-- GIVEN REQUEST --
From the listing below, return each line that includes "semi".

(Figure content listings)

----------

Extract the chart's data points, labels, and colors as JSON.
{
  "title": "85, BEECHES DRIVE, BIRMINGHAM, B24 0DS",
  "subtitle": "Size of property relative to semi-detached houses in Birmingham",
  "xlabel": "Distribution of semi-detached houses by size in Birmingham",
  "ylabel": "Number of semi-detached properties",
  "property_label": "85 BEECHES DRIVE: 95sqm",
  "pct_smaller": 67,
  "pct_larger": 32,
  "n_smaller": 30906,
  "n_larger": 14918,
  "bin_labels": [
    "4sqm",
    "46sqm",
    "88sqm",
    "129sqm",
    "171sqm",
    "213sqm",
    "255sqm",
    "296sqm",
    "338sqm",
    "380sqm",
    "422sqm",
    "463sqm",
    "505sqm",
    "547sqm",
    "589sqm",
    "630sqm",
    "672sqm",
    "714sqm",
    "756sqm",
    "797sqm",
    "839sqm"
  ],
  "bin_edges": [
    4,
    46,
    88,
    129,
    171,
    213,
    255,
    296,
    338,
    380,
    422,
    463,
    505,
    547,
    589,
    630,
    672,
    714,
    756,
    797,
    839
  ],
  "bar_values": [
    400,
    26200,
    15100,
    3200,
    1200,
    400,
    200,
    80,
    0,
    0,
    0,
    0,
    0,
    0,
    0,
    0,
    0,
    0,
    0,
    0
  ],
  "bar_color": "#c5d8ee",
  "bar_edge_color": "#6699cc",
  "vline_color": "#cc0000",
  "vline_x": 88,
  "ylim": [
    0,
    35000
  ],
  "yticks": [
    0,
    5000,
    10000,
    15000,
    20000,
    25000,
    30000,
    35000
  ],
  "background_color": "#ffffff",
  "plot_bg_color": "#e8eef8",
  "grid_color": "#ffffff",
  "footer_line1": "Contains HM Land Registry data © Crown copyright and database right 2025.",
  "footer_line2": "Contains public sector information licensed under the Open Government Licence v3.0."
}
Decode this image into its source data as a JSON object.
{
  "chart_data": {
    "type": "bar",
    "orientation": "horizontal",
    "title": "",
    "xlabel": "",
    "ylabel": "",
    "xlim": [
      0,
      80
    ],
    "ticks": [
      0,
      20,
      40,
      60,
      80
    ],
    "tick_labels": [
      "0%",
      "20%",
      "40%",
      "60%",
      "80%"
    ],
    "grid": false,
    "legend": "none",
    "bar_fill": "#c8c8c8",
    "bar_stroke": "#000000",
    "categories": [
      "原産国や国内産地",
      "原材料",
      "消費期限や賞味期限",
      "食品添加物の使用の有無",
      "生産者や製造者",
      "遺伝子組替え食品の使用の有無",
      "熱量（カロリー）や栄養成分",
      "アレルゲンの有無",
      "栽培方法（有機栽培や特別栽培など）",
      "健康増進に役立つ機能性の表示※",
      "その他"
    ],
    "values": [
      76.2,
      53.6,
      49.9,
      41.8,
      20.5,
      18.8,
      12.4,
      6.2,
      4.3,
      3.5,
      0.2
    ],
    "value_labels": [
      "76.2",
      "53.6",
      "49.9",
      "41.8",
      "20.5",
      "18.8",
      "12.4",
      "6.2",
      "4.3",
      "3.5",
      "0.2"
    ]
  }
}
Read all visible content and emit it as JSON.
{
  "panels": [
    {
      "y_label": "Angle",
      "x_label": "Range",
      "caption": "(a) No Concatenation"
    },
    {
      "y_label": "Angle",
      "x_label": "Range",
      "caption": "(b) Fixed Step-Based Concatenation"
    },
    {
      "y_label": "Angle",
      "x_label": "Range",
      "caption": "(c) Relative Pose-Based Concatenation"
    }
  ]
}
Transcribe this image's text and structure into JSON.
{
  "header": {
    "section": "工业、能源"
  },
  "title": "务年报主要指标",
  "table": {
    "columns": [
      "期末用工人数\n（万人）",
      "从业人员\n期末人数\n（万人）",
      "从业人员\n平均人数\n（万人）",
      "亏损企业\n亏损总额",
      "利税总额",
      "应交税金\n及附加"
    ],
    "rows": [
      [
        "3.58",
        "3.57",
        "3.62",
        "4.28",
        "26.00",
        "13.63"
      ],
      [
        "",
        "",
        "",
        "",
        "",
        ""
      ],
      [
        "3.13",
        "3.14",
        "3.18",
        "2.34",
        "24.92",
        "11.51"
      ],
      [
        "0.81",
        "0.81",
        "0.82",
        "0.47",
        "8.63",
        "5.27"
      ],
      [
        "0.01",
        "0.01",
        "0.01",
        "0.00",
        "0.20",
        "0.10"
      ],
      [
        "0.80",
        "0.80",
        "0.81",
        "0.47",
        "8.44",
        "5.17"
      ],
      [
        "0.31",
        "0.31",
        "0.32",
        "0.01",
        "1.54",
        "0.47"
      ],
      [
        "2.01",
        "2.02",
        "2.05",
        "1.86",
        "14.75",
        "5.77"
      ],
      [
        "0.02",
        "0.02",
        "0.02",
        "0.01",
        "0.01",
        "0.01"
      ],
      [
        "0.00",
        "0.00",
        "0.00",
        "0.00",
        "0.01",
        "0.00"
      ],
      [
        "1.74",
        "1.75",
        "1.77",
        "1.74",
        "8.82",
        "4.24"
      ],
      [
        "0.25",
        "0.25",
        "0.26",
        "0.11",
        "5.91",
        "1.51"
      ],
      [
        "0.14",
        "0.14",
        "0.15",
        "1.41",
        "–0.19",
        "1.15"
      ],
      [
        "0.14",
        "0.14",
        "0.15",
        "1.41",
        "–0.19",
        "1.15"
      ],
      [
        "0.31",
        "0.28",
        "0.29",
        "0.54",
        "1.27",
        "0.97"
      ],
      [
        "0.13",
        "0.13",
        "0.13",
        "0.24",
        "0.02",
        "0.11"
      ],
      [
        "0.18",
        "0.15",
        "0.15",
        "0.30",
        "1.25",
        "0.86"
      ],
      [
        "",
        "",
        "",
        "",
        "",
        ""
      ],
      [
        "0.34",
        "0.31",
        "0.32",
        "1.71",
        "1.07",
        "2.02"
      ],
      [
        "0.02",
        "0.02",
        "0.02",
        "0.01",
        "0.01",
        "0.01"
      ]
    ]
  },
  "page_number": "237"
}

----------

-- COMPLETED EXERCISE --
  "subtitle": "Size of property relative to semi-detached houses in Birmingham",
  "xlabel": "Distribution of semi-detached houses by size in Birmingham",
  "ylabel": "Number of semi-detached properties",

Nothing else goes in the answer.